TASK TO CARRY OUT:
Give all of the lines again exactly as they read.

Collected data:
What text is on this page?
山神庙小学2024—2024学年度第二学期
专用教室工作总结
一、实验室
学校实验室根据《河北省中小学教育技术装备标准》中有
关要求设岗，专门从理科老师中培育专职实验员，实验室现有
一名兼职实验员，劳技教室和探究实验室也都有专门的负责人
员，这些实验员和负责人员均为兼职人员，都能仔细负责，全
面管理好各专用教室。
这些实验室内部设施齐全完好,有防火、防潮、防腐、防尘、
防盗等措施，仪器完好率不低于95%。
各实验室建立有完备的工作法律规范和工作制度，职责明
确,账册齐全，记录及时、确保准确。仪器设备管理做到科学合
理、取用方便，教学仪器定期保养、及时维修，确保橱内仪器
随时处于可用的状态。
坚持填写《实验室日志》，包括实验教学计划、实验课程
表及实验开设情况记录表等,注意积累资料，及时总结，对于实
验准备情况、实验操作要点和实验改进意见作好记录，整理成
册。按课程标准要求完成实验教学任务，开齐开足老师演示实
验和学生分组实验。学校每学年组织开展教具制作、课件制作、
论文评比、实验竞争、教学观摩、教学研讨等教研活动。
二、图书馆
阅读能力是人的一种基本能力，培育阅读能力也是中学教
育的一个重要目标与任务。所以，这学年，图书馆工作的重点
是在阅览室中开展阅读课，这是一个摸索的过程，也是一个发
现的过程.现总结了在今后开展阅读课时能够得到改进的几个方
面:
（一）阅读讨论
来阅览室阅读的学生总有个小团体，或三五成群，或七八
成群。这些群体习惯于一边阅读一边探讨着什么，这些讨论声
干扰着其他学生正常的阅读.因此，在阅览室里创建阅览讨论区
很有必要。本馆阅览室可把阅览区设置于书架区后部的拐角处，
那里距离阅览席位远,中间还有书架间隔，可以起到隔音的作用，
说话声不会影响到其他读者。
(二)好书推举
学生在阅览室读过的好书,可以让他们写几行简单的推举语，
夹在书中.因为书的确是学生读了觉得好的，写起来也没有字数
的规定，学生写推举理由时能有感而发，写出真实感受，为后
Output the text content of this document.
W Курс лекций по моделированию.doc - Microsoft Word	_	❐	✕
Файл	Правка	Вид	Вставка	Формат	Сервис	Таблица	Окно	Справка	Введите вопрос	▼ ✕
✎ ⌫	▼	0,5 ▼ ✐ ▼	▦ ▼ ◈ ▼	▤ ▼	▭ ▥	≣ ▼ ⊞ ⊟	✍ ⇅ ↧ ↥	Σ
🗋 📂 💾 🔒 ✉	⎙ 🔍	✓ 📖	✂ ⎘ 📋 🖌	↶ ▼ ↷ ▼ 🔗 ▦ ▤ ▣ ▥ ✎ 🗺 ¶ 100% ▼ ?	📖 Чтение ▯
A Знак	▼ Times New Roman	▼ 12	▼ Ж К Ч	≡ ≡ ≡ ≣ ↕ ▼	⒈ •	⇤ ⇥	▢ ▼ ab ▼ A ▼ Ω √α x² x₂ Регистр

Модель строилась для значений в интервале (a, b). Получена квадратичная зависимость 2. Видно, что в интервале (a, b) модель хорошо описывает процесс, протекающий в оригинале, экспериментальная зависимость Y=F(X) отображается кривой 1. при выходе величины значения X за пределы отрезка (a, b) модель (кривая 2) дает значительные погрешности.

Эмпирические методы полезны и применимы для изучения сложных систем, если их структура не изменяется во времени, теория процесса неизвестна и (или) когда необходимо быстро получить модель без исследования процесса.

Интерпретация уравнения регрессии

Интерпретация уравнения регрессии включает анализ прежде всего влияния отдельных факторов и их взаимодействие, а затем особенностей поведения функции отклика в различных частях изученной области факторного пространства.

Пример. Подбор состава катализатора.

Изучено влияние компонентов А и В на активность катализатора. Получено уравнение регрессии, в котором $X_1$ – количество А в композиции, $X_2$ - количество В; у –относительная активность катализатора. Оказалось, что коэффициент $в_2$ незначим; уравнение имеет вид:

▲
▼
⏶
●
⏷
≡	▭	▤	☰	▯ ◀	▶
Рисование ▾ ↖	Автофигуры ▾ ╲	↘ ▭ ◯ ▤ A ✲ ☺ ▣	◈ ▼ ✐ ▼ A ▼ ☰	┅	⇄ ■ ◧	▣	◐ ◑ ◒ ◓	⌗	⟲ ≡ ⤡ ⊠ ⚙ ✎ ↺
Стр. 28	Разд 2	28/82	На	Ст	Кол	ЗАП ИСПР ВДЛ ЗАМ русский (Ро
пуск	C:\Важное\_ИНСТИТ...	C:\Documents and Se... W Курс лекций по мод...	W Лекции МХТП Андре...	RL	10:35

TASK RESPONSE:
What text is on this page?
山神庙小学2024—2024学年度第二学期
专用教室工作总结
一、实验室
学校实验室根据《河北省中小学教育技术装备标准》中有
关要求设岗，专门从理科老师中培育专职实验员，实验室现有
一名兼职实验员，劳技教室和探究实验室也都有专门的负责人
员，这些实验员和负责人员均为兼职人员，都能仔细负责，全
面管理好各专用教室。
这些实验室内部设施齐全完好,有防火、防潮、防腐、防尘、
防盗等措施，仪器完好率不低于95%。
各实验室建立有完备的工作法律规范和工作制度，职责明
确,账册齐全，记录及时、确保准确。仪器设备管理做到科学合
理、取用方便，教学仪器定期保养、及时维修，确保橱内仪器
随时处于可用的状态。
坚持填写《实验室日志》，包括实验教学计划、实验课程
表及实验开设情况记录表等,注意积累资料，及时总结，对于实
验准备情况、实验操作要点和实验改进意见作好记录，整理成
册。按课程标准要求完成实验教学任务，开齐开足老师演示实
验和学生分组实验。学校每学年组织开展教具制作、课件制作、
论文评比、实验竞争、教学观摩、教学研讨等教研活动。
二、图书馆
阅读能力是人的一种基本能力，培育阅读能力也是中学教
育的一个重要目标与任务。所以，这学年，图书馆工作的重点
是在阅览室中开展阅读课，这是一个摸索的过程，也是一个发
现的过程.现总结了在今后开展阅读课时能够得到改进的几个方
面:
（一）阅读讨论
来阅览室阅读的学生总有个小团体，或三五成群，或七八
成群。这些群体习惯于一边阅读一边探讨着什么，这些讨论声
干扰着其他学生正常的阅读.因此，在阅览室里创建阅览讨论区
很有必要。本馆阅览室可把阅览区设置于书架区后部的拐角处，
那里距离阅览席位远,中间还有书架间隔，可以起到隔音的作用，
说话声不会影响到其他读者。
(二)好书推举
学生在阅览室读过的好书,可以让他们写几行简单的推举语，
夹在书中.因为书的确是学生读了觉得好的，写起来也没有字数
的规定，学生写推举理由时能有感而发，写出真实感受，为后
Output the text content of this document.
W Курс лекций по моделированию.doc - Microsoft Word	_	❐	✕
Файл	Правка	Вид	Вставка	Формат	Сервис	Таблица	Окно	Справка	Введите вопрос	▼ ✕
✎ ⌫	▼	0,5 ▼ ✐ ▼	▦ ▼ ◈ ▼	▤ ▼	▭ ▥	≣ ▼ ⊞ ⊟	✍ ⇅ ↧ ↥	Σ
🗋 📂 💾 🔒 ✉	⎙ 🔍	✓ 📖	✂ ⎘ 📋 🖌	↶ ▼ ↷ ▼ 🔗 ▦ ▤ ▣ ▥ ✎ 🗺 ¶ 100% ▼ ?	📖 Чтение ▯
A Знак	▼ Times New Roman	▼ 12	▼ Ж К Ч	≡ ≡ ≡ ≣ ↕ ▼	⒈ •	⇤ ⇥	▢ ▼ ab ▼ A ▼ Ω √α x² x₂ Регистр

Модель строилась для значений в интервале (a, b). Получена квадратичная зависимость 2. Видно, что в интервале (a, b) модель хорошо описывает процесс, протекающий в оригинале, экспериментальная зависимость Y=F(X) отображается кривой 1. при выходе величины значения X за пределы отрезка (a, b) модель (кривая 2) дает значительные погрешности.

Эмпирические методы полезны и применимы для изучения сложных систем, если их структура не изменяется во времени, теория процесса неизвестна и (или) когда необходимо быстро получить модель без исследования процесса.

Интерпретация уравнения регрессии

Интерпретация уравнения регрессии включает анализ прежде всего влияния отдельных факторов и их взаимодействие, а затем особенностей поведения функции отклика в различных частях изученной области факторного пространства.

Пример. Подбор состава катализатора.

Изучено влияние компонентов А и В на активность катализатора. Получено уравнение регрессии, в котором $X_1$ – количество А в композиции, $X_2$ - количество В; у –относительная активность катализатора. Оказалось, что коэффициент $в_2$ незначим; уравнение имеет вид:

▲
▼
⏶
●
⏷
≡	▭	▤	☰	▯ ◀	▶
Рисование ▾ ↖	Автофигуры ▾ ╲	↘ ▭ ◯ ▤ A ✲ ☺ ▣	◈ ▼ ✐ ▼ A ▼ ☰	┅	⇄ ■ ◧	▣	◐ ◑ ◒ ◓	⌗	⟲ ≡ ⤡ ⊠ ⚙ ✎ ↺
Стр. 28	Разд 2	28/82	На	Ст	Кол	ЗАП ИСПР ВДЛ ЗАМ русский (Ро
пуск	C:\Важное\_ИНСТИТ...	C:\Documents and Se... W Курс лекций по мод...	W Лекции МХТП Андре...	RL	10:35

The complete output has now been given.